WHAT NEEDS TO BE DONE =
Among the entries, which lines carry the string "WATTON"? Copy each of them.

====

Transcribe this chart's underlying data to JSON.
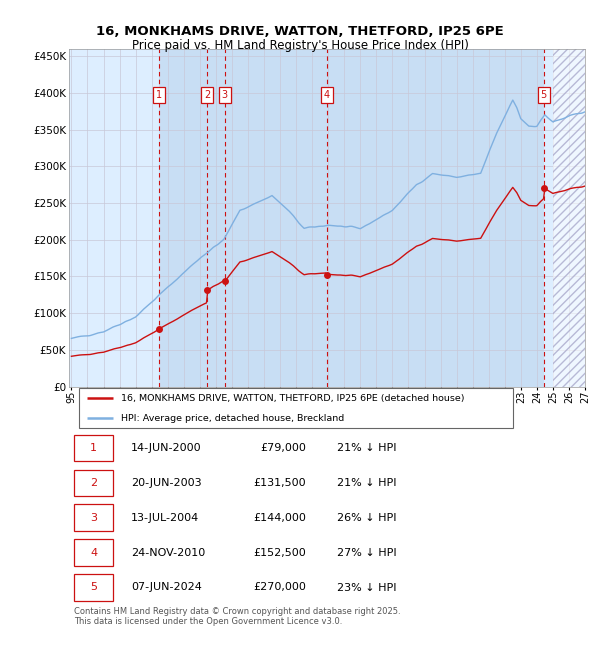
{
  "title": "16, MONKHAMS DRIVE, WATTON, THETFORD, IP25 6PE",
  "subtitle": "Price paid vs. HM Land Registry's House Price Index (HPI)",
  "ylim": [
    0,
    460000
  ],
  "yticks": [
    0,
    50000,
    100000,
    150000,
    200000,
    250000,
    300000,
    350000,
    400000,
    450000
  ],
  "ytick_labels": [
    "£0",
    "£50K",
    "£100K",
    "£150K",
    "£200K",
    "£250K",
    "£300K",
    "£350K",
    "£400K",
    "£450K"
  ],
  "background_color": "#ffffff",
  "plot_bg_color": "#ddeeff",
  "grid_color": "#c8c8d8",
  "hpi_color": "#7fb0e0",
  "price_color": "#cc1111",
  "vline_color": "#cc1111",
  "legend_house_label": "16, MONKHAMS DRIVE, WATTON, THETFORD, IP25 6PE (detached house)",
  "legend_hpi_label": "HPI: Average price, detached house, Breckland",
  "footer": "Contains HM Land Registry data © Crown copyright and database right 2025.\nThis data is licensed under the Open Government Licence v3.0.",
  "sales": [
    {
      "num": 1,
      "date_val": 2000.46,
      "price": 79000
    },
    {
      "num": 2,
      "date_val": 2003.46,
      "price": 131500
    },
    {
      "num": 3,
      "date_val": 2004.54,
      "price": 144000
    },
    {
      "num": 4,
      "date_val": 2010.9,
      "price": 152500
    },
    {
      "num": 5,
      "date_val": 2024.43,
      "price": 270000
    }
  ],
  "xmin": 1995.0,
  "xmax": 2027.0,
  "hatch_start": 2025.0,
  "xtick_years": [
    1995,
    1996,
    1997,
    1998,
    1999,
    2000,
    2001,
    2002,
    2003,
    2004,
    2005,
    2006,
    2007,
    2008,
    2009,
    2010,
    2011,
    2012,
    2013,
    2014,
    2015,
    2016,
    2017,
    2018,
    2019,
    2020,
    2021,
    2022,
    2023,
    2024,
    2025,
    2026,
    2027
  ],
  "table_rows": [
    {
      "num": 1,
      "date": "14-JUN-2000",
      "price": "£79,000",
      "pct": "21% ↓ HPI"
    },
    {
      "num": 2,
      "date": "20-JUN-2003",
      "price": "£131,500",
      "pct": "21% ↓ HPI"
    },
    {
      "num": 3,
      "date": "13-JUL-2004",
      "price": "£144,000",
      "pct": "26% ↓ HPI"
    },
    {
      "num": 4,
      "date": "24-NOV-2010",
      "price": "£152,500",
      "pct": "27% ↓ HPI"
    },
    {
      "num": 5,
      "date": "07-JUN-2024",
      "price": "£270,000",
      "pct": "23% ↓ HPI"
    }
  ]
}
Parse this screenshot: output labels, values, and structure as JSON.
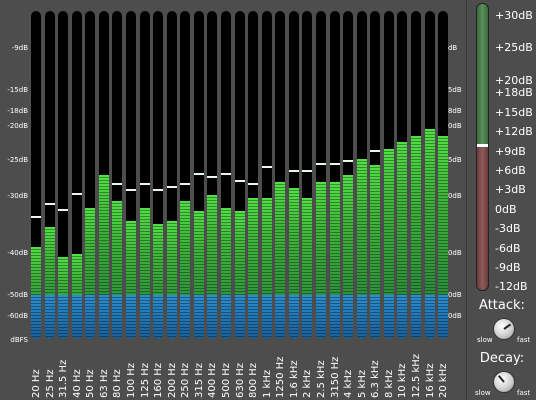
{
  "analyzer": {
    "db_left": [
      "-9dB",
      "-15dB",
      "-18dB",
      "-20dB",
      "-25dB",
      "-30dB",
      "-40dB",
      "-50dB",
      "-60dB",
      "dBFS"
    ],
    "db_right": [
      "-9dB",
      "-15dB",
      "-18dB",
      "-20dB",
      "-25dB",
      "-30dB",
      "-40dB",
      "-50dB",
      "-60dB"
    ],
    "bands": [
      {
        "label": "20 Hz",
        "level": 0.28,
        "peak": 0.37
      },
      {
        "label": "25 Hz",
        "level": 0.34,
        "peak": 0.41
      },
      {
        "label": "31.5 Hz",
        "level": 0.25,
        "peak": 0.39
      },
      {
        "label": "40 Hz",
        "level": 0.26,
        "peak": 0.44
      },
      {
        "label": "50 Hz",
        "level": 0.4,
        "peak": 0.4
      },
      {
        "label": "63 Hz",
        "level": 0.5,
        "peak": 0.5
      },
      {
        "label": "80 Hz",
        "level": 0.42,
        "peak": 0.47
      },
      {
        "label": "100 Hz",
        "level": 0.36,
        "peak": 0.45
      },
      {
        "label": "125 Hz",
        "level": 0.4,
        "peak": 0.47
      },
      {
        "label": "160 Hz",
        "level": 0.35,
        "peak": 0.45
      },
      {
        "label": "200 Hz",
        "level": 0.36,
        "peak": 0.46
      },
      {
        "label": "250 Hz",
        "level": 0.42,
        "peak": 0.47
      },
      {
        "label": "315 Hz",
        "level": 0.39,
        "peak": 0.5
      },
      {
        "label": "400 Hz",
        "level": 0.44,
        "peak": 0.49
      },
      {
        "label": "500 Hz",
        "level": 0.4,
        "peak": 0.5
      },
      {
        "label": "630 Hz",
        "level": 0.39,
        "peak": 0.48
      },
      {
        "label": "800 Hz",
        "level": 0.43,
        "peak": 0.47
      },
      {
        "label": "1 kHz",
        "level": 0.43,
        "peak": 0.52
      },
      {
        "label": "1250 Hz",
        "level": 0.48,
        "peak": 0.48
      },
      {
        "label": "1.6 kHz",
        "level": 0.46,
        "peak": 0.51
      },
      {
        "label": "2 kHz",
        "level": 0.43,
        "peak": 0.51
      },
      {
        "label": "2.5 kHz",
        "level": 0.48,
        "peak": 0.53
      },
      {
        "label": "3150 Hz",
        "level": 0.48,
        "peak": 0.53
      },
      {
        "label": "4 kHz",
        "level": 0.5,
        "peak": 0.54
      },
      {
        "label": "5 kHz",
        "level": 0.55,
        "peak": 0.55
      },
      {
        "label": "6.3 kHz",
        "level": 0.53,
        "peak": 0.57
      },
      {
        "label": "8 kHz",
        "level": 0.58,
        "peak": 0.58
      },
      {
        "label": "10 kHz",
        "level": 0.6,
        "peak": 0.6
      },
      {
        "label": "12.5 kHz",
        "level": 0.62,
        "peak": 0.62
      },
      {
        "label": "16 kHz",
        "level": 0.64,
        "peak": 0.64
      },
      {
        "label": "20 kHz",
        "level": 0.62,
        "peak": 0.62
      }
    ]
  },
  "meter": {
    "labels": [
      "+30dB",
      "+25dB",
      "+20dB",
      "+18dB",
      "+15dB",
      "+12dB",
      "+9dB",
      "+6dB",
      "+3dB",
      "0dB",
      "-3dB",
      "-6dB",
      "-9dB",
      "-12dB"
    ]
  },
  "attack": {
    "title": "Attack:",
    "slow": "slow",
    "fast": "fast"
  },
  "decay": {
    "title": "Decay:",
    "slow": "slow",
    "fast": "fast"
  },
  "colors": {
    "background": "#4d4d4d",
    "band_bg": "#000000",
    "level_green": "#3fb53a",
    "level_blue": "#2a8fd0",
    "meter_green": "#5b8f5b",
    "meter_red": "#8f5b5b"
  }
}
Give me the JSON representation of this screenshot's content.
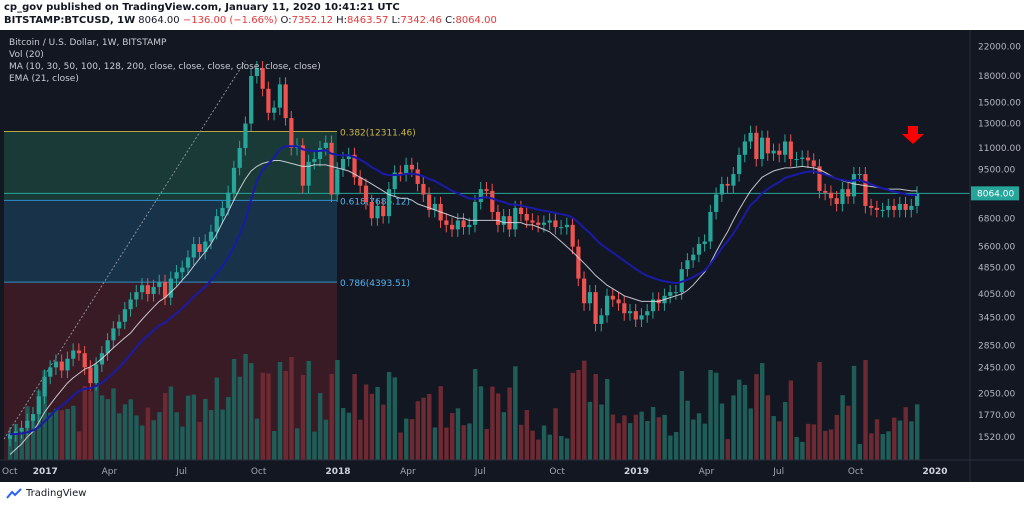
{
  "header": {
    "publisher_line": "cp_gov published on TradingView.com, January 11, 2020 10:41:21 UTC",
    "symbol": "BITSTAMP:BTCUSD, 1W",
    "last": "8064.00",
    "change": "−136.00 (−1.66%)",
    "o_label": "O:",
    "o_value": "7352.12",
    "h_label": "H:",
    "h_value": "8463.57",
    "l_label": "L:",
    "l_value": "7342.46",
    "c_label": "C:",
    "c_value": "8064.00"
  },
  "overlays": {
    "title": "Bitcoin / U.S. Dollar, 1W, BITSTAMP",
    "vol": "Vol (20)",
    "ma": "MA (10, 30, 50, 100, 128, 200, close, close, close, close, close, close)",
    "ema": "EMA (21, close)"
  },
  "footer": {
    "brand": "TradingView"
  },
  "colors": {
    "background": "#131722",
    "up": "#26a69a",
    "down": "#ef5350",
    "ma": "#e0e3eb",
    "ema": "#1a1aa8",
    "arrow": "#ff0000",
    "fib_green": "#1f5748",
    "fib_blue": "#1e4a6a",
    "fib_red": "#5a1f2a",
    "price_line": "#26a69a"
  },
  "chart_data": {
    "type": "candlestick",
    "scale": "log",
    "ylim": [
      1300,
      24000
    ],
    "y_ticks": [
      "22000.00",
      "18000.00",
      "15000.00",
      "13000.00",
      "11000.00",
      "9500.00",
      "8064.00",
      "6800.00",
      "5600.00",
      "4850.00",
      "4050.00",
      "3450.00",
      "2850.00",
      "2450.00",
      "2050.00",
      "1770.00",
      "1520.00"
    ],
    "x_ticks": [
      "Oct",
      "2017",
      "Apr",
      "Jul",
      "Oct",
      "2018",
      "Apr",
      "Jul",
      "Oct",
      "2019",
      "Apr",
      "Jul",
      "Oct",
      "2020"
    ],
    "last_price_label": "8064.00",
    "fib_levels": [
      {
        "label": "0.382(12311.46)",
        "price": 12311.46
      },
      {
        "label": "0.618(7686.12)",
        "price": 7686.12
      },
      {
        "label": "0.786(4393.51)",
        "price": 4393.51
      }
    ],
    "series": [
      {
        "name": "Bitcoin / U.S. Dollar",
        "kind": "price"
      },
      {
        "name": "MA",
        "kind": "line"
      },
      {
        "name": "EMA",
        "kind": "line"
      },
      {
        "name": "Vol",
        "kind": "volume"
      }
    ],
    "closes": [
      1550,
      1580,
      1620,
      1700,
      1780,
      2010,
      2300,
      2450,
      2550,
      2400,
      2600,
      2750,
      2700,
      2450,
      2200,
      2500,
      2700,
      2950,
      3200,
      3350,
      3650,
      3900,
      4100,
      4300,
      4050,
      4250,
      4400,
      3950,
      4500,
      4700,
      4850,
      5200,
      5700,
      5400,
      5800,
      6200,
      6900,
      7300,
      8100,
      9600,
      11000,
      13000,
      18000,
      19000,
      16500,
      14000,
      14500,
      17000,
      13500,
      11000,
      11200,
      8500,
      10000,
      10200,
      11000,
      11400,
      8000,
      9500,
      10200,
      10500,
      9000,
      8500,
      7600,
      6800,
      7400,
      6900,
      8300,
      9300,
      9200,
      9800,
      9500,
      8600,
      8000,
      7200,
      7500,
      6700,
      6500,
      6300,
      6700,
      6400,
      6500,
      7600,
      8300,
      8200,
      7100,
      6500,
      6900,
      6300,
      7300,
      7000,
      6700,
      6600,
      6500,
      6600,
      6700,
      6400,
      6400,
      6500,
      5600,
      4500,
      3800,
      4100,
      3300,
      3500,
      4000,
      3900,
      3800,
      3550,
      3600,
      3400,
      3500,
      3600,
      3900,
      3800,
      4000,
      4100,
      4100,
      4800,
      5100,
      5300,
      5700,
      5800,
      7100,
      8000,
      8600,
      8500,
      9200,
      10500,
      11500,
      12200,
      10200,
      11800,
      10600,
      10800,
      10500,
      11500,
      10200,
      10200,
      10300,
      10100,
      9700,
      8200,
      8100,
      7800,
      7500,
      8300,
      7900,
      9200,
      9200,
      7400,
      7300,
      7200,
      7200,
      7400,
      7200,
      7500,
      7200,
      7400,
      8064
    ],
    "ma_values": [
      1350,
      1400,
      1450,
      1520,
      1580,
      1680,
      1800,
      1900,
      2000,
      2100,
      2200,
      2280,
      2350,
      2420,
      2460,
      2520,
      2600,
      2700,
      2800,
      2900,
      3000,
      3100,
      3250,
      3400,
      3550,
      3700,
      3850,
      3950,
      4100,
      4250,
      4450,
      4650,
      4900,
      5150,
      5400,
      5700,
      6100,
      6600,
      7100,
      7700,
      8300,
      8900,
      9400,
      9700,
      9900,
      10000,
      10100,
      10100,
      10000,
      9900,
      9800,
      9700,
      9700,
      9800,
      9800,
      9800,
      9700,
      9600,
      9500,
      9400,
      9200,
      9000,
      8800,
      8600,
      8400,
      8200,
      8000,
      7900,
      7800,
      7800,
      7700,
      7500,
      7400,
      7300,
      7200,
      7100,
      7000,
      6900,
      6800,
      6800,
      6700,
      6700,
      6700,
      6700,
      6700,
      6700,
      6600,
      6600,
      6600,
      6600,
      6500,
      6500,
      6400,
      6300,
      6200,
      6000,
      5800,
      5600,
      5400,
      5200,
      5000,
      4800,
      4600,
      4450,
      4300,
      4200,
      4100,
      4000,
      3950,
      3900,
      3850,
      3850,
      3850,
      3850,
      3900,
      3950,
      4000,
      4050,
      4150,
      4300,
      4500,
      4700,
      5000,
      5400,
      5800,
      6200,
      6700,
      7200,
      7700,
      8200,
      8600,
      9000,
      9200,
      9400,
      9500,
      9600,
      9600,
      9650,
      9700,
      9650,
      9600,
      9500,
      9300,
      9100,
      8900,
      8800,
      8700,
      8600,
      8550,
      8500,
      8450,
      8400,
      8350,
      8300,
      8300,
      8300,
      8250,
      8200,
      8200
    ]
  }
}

====

SOLUTION FOR THIS PROBLEM =
  "title": "16, MONKHAMS DRIVE, WATTON, THETFORD, IP25 6PE",
  "legend_house_label": "16, MONKHAMS DRIVE, WATTON, THETFORD, IP25 6PE (detached house)",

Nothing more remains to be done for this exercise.